* Instruction:
Copy out these lines word for word, from top to bottom.

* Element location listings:
________________________________________
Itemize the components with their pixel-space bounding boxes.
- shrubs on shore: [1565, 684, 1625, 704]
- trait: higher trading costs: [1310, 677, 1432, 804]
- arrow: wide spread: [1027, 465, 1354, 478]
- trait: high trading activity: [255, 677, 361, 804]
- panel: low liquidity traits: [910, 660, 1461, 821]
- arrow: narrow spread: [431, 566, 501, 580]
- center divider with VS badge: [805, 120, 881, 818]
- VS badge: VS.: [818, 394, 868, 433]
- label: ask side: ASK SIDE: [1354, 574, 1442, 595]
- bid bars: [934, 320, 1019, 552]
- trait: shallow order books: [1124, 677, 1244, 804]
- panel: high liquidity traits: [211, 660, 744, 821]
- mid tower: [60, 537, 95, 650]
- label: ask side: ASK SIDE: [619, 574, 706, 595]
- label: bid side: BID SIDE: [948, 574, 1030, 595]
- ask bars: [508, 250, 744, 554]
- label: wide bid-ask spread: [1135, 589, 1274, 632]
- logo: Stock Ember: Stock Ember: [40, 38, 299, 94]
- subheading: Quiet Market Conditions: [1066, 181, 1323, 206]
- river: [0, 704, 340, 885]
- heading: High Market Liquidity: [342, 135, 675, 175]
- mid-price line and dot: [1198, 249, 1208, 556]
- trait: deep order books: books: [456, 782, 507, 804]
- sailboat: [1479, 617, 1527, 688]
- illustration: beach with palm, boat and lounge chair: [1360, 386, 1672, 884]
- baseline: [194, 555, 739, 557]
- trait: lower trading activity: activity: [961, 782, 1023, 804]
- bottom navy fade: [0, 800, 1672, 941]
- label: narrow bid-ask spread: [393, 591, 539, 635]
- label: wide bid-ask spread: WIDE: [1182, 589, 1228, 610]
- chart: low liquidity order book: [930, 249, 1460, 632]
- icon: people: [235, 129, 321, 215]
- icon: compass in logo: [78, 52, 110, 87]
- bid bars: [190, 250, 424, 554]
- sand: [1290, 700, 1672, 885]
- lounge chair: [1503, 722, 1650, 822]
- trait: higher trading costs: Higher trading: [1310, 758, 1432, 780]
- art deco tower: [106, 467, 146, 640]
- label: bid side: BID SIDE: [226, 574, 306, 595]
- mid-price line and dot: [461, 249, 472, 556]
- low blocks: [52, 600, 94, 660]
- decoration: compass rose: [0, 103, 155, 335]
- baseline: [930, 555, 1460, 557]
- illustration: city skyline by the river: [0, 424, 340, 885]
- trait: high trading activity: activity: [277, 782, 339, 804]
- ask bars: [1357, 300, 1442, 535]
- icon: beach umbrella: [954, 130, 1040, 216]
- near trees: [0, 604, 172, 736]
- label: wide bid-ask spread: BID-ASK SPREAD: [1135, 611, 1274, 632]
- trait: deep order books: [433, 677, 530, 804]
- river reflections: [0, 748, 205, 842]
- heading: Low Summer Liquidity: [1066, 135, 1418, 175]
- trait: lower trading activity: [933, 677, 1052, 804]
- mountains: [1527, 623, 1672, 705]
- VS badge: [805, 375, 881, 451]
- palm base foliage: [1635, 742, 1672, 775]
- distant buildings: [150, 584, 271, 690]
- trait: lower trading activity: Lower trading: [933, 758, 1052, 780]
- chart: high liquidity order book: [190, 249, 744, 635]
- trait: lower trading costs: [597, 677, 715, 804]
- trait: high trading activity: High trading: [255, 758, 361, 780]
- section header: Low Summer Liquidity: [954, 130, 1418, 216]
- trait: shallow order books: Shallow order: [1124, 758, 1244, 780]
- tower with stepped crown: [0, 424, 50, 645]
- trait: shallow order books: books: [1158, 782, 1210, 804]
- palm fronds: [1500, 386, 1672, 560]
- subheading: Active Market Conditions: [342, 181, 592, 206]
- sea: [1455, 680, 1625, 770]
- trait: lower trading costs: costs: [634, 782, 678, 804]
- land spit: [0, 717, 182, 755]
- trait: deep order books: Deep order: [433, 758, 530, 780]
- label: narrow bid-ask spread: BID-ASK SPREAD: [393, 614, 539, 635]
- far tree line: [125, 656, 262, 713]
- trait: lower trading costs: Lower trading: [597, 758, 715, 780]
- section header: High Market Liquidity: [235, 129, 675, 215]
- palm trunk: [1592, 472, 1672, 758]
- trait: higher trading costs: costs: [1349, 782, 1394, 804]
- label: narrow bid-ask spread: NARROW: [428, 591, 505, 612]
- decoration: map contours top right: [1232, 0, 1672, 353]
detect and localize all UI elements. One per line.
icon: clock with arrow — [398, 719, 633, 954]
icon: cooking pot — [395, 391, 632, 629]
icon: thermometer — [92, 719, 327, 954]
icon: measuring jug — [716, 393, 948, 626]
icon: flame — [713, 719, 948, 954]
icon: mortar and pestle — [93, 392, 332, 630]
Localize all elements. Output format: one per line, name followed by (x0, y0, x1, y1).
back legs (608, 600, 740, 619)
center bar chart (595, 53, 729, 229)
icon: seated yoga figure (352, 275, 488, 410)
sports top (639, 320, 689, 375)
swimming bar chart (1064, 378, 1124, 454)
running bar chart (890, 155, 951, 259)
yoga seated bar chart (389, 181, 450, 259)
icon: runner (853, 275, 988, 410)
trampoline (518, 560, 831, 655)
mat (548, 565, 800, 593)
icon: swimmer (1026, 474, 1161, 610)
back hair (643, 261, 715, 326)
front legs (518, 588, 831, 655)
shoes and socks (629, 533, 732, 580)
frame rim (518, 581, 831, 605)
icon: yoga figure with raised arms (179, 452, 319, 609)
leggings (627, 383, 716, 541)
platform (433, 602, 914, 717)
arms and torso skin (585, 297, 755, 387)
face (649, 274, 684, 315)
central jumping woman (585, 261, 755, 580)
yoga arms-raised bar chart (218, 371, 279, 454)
________________________________________
* Completed task:
Itemize the components with their pixel-space bounding boxes.
- shrubs on shore: [1565, 684, 1625, 704]
- trait: higher trading costs: [1310, 677, 1432, 804]
- arrow: wide spread: [1027, 465, 1354, 478]
- trait: high trading activity: [255, 677, 361, 804]
- panel: low liquidity traits: [910, 660, 1461, 821]
- arrow: narrow spread: [431, 566, 501, 580]
- center divider with VS badge: [805, 120, 881, 818]
- VS badge: VS.: [818, 394, 868, 433]
- label: ask side: ASK SIDE: [1354, 574, 1442, 595]
- bid bars: [934, 320, 1019, 552]
- trait: shallow order books: [1124, 677, 1244, 804]
- panel: high liquidity traits: [211, 660, 744, 821]
- mid tower: [60, 537, 95, 650]
- label: ask side: ASK SIDE: [619, 574, 706, 595]
- label: bid side: BID SIDE: [948, 574, 1030, 595]
- ask bars: [508, 250, 744, 554]
- label: wide bid-ask spread: [1135, 589, 1274, 632]
- logo: Stock Ember: Stock Ember: [40, 38, 299, 94]
- subheading: Quiet Market Conditions: [1066, 181, 1323, 206]
- river: [0, 704, 340, 885]
- heading: High Market Liquidity: [342, 135, 675, 175]
- mid-price line and dot: [1198, 249, 1208, 556]
- trait: deep order books: books: [456, 782, 507, 804]
- sailboat: [1479, 617, 1527, 688]
- illustration: beach with palm, boat and lounge chair: [1360, 386, 1672, 884]
- baseline: [194, 555, 739, 557]
- trait: lower trading activity: activity: [961, 782, 1023, 804]
- bottom navy fade: [0, 800, 1672, 941]
- label: narrow bid-ask spread: [393, 591, 539, 635]
- label: wide bid-ask spread: WIDE: [1182, 589, 1228, 610]
- chart: low liquidity order book: [930, 249, 1460, 632]
- icon: people: [235, 129, 321, 215]
- icon: compass in logo: [78, 52, 110, 87]
- bid bars: [190, 250, 424, 554]
- sand: [1290, 700, 1672, 885]
- lounge chair: [1503, 722, 1650, 822]
- trait: higher trading costs: Higher trading: [1310, 758, 1432, 780]
- art deco tower: [106, 467, 146, 640]
- label: bid side: BID SIDE: [226, 574, 306, 595]
- mid-price line and dot: [461, 249, 472, 556]
- low blocks: [52, 600, 94, 660]
- decoration: compass rose: [0, 103, 155, 335]
- baseline: [930, 555, 1460, 557]
- illustration: city skyline by the river: [0, 424, 340, 885]
- trait: high trading activity: activity: [277, 782, 339, 804]
- ask bars: [1357, 300, 1442, 535]
- icon: beach umbrella: [954, 130, 1040, 216]
- near trees: [0, 604, 172, 736]
- label: wide bid-ask spread: BID-ASK SPREAD: [1135, 611, 1274, 632]
- trait: deep order books: [433, 677, 530, 804]
- river reflections: [0, 748, 205, 842]
- heading: Low Summer Liquidity: [1066, 135, 1418, 175]
- trait: lower trading activity: [933, 677, 1052, 804]
- mountains: [1527, 623, 1672, 705]
- VS badge: [805, 375, 881, 451]
- palm base foliage: [1635, 742, 1672, 775]
- distant buildings: [150, 584, 271, 690]
- trait: lower trading activity: Lower trading: [933, 758, 1052, 780]
- chart: high liquidity order book: [190, 249, 744, 635]
- trait: lower trading costs: [597, 677, 715, 804]
- trait: high trading activity: High trading: [255, 758, 361, 780]
- section header: Low Summer Liquidity: [954, 130, 1418, 216]
- trait: shallow order books: Shallow order: [1124, 758, 1244, 780]
- tower with stepped crown: [0, 424, 50, 645]
- trait: shallow order books: books: [1158, 782, 1210, 804]
- palm fronds: [1500, 386, 1672, 560]
- subheading: Active Market Conditions: [342, 181, 592, 206]
- sea: [1455, 680, 1625, 770]
- trait: lower trading costs: costs: [634, 782, 678, 804]
- land spit: [0, 717, 182, 755]
- trait: deep order books: Deep order: [433, 758, 530, 780]
- label: narrow bid-ask spread: BID-ASK SPREAD: [393, 614, 539, 635]
- far tree line: [125, 656, 262, 713]
- trait: lower trading costs: Lower trading: [597, 758, 715, 780]
- section header: High Market Liquidity: [235, 129, 675, 215]
- palm trunk: [1592, 472, 1672, 758]
- trait: higher trading costs: costs: [1349, 782, 1394, 804]
- label: narrow bid-ask spread: NARROW: [428, 591, 505, 612]
- decoration: map contours top right: [1232, 0, 1672, 353]
detect and localize all UI elements. One per line.
icon: clock with arrow — [398, 719, 633, 954]
icon: cooking pot — [395, 391, 632, 629]
icon: thermometer — [92, 719, 327, 954]
icon: measuring jug — [716, 393, 948, 626]
icon: flame — [713, 719, 948, 954]
icon: mortar and pestle — [93, 392, 332, 630]
Localize all elements. Output format: one per line, name followed by (x0, y0, x1, y1).
back legs (608, 600, 740, 619)
center bar chart (595, 53, 729, 229)
icon: seated yoga figure (352, 275, 488, 410)
sports top (639, 320, 689, 375)
swimming bar chart (1064, 378, 1124, 454)
running bar chart (890, 155, 951, 259)
yoga seated bar chart (389, 181, 450, 259)
icon: runner (853, 275, 988, 410)
trampoline (518, 560, 831, 655)
mat (548, 565, 800, 593)
icon: swimmer (1026, 474, 1161, 610)
back hair (643, 261, 715, 326)
front legs (518, 588, 831, 655)
shoes and socks (629, 533, 732, 580)
frame rim (518, 581, 831, 605)
icon: yoga figure with raised arms (179, 452, 319, 609)
leggings (627, 383, 716, 541)
platform (433, 602, 914, 717)
arms and torso skin (585, 297, 755, 387)
face (649, 274, 684, 315)
central jumping woman (585, 261, 755, 580)
yoga arms-raised bar chart (218, 371, 279, 454)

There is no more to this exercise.